**EXERCISE**: Select and reproduce each line of the listing below that bears the string "xlabel".

[Opening RECORDS TO USE section]

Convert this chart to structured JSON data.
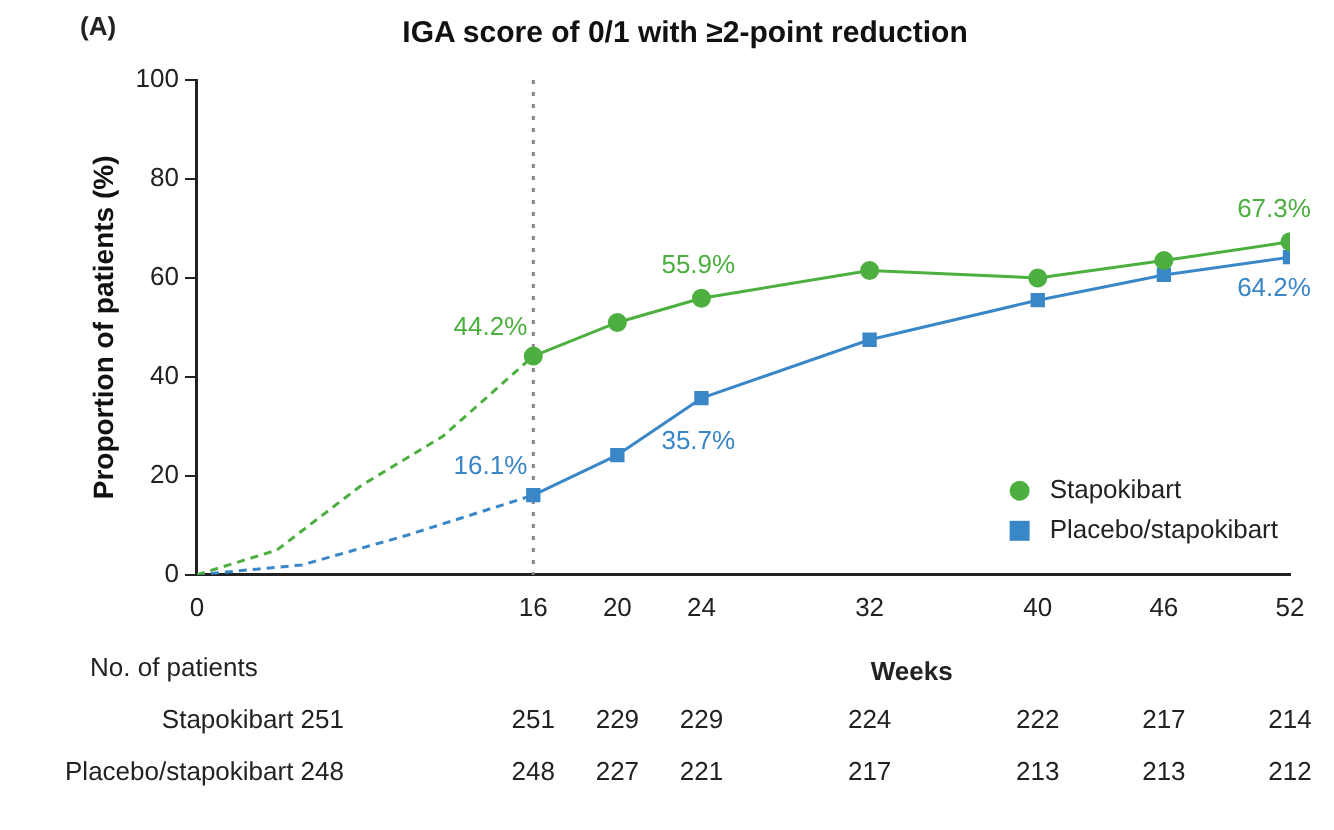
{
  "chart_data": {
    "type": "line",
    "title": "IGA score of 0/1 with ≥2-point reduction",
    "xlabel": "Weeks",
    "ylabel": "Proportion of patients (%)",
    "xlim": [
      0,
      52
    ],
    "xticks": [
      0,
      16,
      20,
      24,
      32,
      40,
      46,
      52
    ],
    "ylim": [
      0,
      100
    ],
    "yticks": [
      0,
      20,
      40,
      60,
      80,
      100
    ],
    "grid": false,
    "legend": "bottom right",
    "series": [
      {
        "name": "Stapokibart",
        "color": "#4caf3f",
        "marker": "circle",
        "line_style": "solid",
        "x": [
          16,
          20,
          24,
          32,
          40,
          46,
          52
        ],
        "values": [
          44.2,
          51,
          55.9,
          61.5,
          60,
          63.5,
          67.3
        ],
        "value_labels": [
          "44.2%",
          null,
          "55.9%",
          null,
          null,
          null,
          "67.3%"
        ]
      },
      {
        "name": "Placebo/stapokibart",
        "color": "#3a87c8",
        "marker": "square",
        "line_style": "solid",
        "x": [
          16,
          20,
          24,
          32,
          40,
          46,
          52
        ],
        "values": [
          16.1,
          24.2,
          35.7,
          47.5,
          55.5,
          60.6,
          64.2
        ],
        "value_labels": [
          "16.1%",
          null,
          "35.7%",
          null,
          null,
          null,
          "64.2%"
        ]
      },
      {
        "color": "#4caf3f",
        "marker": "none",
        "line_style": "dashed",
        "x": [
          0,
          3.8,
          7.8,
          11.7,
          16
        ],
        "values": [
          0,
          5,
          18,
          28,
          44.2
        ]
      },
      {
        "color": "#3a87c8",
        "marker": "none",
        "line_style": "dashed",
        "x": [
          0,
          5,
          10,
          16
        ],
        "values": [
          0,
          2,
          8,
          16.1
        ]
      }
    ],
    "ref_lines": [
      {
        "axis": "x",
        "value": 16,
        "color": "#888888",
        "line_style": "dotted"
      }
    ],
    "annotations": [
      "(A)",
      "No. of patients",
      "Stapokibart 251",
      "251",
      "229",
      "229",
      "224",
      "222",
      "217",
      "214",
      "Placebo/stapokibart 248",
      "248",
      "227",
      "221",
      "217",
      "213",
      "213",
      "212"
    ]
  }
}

[Closing RECORDS TO USE section]
[Opening RECORDS TO USE section]

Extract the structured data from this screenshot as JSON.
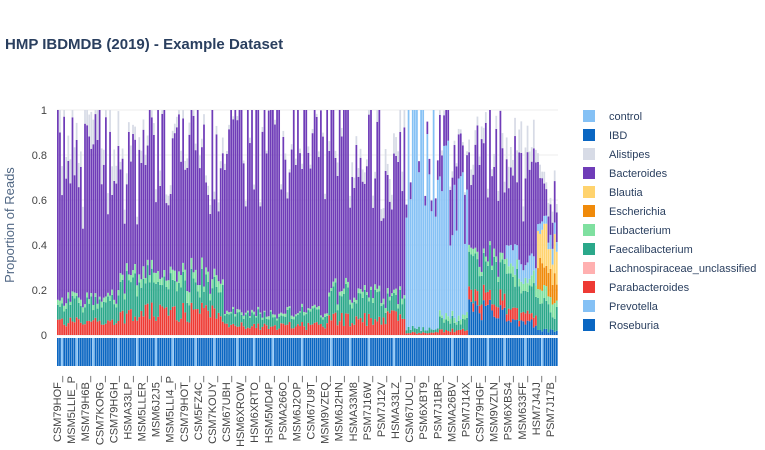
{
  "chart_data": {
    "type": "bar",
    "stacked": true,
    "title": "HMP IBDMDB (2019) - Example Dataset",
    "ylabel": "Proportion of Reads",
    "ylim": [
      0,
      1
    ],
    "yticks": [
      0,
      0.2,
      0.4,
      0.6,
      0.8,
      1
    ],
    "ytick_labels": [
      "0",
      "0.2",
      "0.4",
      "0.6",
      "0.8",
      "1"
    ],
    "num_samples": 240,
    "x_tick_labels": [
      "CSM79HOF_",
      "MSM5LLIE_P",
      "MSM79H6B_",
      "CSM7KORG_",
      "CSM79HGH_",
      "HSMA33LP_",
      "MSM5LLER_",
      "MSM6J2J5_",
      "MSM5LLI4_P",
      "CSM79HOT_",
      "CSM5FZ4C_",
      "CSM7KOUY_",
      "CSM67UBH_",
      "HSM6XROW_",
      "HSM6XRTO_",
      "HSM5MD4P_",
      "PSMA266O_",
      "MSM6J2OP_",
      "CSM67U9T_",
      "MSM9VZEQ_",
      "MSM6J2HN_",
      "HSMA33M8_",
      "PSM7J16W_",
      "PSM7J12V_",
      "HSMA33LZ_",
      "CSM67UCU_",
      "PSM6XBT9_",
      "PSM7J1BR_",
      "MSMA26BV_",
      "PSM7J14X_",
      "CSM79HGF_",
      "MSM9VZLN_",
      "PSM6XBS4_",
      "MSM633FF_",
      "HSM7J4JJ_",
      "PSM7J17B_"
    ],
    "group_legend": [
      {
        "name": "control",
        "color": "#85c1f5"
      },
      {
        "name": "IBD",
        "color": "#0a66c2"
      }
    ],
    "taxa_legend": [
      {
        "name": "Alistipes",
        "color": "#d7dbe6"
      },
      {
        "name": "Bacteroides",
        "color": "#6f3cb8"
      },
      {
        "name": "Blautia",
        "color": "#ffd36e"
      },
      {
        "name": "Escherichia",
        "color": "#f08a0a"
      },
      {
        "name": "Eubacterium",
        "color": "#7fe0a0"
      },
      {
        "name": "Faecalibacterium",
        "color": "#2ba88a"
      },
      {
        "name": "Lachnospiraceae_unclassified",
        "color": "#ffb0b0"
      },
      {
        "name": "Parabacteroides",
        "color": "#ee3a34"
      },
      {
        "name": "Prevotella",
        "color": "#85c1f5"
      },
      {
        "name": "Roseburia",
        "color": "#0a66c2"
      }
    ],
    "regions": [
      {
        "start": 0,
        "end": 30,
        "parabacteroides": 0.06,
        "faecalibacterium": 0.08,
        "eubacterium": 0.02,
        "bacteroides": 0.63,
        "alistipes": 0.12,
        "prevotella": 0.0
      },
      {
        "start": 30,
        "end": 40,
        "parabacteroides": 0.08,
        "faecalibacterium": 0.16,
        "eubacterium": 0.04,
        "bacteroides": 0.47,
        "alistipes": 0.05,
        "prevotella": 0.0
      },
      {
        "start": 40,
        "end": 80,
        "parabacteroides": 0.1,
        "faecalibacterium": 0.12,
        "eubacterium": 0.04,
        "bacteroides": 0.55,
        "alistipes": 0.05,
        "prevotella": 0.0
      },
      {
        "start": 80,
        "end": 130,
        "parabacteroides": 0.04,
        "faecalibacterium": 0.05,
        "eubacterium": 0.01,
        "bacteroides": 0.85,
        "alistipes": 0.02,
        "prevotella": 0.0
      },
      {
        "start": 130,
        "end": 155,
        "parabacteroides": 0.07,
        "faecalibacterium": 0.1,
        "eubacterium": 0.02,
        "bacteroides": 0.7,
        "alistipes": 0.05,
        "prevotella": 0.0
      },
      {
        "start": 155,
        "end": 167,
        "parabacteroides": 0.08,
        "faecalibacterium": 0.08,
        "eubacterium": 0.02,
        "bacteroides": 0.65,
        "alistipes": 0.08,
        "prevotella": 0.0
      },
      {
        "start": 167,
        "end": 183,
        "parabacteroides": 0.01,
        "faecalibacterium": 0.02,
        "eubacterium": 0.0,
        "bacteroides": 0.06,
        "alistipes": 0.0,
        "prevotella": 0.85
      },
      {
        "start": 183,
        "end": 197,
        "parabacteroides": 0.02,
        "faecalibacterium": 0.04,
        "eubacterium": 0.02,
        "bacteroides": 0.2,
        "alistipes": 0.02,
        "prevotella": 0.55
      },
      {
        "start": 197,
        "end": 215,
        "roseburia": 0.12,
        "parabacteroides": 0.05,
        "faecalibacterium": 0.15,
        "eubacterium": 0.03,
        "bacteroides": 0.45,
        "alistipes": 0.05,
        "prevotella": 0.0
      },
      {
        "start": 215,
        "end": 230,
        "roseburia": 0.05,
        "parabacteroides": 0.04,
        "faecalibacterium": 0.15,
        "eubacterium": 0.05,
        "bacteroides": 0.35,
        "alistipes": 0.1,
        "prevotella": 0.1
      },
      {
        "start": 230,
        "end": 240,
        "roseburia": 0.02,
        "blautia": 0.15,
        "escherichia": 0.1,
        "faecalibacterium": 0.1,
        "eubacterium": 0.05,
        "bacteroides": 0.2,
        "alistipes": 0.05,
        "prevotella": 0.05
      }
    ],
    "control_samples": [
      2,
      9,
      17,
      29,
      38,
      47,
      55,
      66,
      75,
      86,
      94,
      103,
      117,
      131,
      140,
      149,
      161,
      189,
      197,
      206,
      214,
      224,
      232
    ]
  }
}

[Closing RECORDS TO USE section]
[Opening RECORDS TO USE section]

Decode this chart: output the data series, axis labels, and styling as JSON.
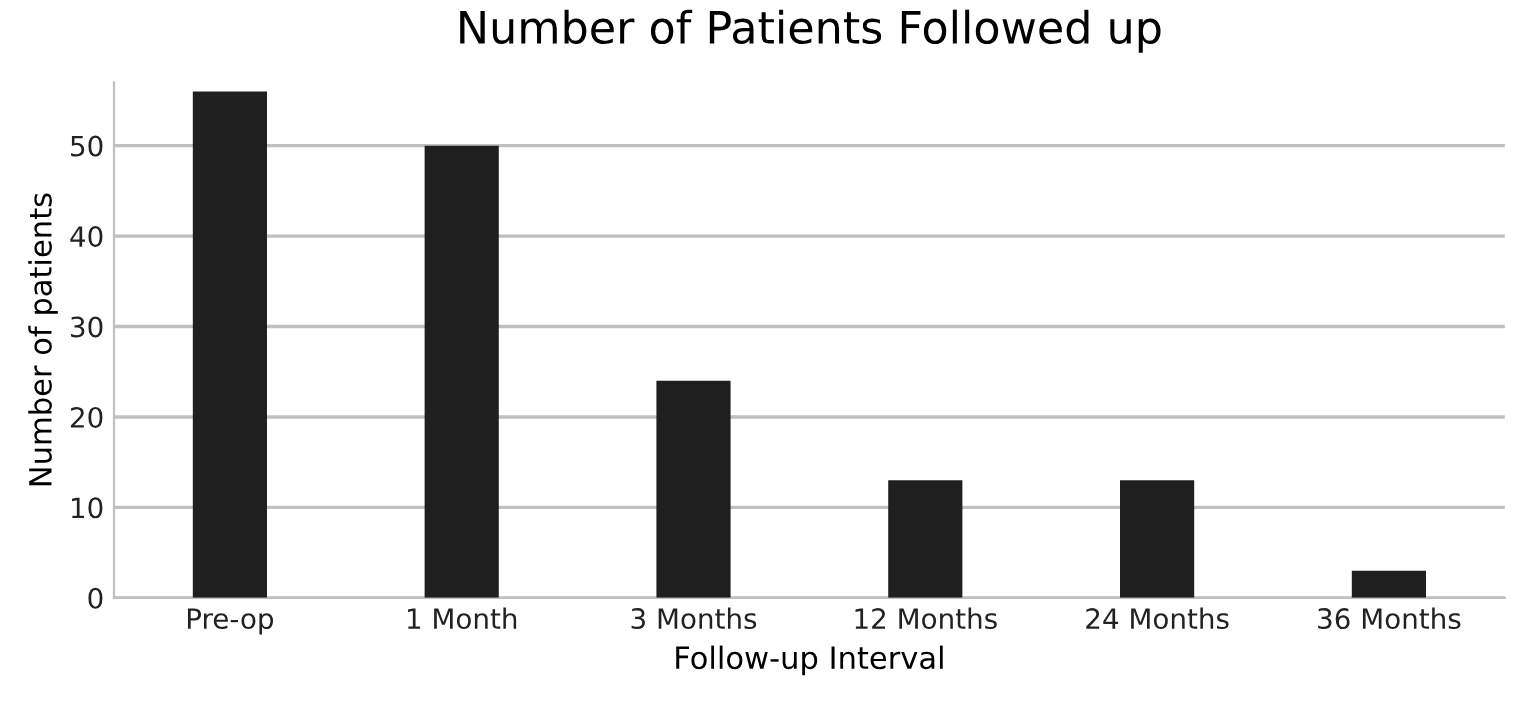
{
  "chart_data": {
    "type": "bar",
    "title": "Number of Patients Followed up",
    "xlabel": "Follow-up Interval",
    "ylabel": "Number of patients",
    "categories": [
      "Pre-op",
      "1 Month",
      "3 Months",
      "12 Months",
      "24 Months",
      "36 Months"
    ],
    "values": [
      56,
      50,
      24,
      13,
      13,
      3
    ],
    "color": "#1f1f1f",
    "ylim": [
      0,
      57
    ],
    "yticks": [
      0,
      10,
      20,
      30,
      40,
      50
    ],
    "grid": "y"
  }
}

[Closing RECORDS TO USE section]

**ANSWER SPACE**:
    "xlabel": "Weeks",
    "xlabel": "Follow-up Interval",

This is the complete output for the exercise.